What the task asks:
Take every line from the listing below that contains "Contribución".

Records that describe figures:

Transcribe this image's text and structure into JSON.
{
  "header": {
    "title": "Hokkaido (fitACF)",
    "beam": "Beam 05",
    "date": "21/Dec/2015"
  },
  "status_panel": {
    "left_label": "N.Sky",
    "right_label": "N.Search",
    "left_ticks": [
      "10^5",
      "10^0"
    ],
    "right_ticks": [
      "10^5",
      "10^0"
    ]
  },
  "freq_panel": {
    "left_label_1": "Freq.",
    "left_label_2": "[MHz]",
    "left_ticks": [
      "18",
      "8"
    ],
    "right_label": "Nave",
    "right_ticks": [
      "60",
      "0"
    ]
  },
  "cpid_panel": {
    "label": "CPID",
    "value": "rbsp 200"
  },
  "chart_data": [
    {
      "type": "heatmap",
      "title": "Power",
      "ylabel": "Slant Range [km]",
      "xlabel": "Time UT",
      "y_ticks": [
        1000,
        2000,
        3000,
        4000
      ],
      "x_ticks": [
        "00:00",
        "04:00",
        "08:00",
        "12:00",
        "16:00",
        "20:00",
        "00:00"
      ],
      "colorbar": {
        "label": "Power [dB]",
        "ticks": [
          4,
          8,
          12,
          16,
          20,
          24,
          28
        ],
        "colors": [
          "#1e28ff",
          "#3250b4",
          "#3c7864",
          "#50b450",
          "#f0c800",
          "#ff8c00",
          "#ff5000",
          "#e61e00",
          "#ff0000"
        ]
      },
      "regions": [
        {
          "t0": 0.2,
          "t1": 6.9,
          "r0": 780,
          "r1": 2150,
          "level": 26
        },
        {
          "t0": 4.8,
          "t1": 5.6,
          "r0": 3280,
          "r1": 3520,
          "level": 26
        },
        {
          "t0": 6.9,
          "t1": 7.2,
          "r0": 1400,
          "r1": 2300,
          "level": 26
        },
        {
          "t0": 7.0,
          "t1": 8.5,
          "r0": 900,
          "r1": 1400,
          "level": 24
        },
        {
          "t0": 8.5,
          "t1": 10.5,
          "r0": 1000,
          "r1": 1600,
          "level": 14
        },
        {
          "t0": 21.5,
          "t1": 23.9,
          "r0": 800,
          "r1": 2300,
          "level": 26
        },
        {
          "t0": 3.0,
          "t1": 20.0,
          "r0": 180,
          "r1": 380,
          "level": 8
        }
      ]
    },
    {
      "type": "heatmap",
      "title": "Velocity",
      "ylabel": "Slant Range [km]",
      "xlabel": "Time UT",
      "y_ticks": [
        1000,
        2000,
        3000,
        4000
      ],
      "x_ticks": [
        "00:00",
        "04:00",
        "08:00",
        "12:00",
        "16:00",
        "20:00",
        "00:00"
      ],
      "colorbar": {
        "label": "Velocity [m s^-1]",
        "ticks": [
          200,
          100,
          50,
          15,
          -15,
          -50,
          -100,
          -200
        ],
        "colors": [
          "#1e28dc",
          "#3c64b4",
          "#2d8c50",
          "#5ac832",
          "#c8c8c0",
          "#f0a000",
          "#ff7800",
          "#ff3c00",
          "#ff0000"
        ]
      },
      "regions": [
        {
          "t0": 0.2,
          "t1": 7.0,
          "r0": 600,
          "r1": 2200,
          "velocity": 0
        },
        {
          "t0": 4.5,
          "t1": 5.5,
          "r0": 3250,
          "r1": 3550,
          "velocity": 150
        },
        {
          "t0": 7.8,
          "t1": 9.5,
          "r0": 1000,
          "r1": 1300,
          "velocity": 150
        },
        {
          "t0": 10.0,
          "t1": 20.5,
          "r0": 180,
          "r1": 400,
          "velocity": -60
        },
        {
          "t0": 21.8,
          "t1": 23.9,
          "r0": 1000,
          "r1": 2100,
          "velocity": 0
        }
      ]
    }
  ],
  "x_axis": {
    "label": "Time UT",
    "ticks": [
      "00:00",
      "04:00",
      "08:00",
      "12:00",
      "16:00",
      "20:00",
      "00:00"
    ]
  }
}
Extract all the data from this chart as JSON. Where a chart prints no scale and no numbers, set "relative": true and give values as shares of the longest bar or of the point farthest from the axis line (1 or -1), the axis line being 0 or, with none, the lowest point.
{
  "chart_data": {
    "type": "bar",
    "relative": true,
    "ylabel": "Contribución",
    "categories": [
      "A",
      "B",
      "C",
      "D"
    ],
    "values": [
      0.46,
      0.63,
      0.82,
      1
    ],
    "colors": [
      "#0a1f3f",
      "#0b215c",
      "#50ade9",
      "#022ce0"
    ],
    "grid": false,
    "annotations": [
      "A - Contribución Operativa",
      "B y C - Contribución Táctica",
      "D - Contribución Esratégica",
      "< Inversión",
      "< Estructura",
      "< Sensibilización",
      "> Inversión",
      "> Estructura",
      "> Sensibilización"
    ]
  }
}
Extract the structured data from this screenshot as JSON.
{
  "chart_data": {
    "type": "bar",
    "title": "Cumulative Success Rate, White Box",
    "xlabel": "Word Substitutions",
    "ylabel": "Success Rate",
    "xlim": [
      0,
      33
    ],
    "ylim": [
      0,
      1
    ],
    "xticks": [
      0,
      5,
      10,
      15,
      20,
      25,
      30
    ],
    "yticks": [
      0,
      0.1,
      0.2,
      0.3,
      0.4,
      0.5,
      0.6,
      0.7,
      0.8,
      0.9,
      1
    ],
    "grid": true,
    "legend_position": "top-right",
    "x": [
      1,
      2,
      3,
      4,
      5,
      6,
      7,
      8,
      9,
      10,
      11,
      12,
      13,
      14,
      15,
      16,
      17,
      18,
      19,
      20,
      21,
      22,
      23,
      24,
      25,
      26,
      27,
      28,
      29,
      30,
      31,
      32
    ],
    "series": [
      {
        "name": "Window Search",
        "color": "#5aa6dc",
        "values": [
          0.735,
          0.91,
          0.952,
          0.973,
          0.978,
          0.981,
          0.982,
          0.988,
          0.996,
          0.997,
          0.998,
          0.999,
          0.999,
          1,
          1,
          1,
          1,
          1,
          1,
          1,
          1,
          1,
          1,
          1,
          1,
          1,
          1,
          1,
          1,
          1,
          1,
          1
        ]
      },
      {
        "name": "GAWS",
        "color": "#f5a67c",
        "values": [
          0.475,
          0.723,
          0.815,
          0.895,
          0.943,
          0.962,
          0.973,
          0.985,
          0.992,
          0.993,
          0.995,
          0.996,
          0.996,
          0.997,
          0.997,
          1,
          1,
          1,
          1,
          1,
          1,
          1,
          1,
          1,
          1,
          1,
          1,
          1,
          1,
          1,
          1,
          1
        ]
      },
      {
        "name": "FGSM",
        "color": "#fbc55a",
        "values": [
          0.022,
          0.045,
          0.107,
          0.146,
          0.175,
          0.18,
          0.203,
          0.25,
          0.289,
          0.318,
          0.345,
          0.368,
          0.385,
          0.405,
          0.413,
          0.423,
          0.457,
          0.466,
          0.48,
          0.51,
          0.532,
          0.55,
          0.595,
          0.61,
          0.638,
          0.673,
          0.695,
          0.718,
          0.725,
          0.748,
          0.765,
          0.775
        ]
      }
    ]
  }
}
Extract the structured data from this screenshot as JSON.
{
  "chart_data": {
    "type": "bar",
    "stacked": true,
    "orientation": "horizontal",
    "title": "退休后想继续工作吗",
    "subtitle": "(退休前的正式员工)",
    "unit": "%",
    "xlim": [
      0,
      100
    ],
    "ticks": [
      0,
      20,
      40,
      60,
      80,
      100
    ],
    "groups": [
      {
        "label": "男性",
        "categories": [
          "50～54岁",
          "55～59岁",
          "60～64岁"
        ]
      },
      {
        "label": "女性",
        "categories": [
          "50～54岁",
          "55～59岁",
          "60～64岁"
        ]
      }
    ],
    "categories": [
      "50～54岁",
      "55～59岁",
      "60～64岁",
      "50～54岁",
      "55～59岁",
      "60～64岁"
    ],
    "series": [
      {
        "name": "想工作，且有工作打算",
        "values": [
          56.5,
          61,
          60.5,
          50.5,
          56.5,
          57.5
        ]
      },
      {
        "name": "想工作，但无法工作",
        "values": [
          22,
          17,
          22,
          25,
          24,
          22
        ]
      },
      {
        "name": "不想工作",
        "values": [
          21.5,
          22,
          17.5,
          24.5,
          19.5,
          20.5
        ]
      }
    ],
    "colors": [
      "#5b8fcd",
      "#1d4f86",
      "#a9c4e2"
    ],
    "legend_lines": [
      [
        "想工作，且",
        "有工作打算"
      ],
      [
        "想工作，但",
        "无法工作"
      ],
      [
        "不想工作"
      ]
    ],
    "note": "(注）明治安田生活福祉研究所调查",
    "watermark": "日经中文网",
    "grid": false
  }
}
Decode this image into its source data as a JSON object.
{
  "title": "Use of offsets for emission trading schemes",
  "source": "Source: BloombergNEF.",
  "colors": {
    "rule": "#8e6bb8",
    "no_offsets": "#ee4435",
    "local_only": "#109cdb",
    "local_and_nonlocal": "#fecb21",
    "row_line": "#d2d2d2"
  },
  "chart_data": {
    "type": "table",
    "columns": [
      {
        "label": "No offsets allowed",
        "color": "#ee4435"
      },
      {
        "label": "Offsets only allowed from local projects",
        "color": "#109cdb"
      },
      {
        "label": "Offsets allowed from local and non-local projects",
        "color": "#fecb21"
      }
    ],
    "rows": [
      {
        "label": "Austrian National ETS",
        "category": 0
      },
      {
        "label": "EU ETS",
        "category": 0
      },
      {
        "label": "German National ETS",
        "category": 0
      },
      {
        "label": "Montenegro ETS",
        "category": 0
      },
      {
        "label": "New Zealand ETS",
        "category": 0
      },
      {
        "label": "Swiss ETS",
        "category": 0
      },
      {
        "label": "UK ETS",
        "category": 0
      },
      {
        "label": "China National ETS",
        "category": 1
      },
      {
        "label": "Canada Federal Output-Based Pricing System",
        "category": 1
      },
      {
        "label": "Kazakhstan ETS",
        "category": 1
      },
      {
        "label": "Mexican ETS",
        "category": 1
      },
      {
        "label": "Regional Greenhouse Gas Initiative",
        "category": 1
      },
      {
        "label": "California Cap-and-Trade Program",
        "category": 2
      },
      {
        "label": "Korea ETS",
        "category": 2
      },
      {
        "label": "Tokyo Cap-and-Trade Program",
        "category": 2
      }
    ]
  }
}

Task answer:
    "ylabel": "Contribución",
      "A - Contribución Operativa",
      "B y C - Contribución Táctica",
      "D - Contribución Esratégica",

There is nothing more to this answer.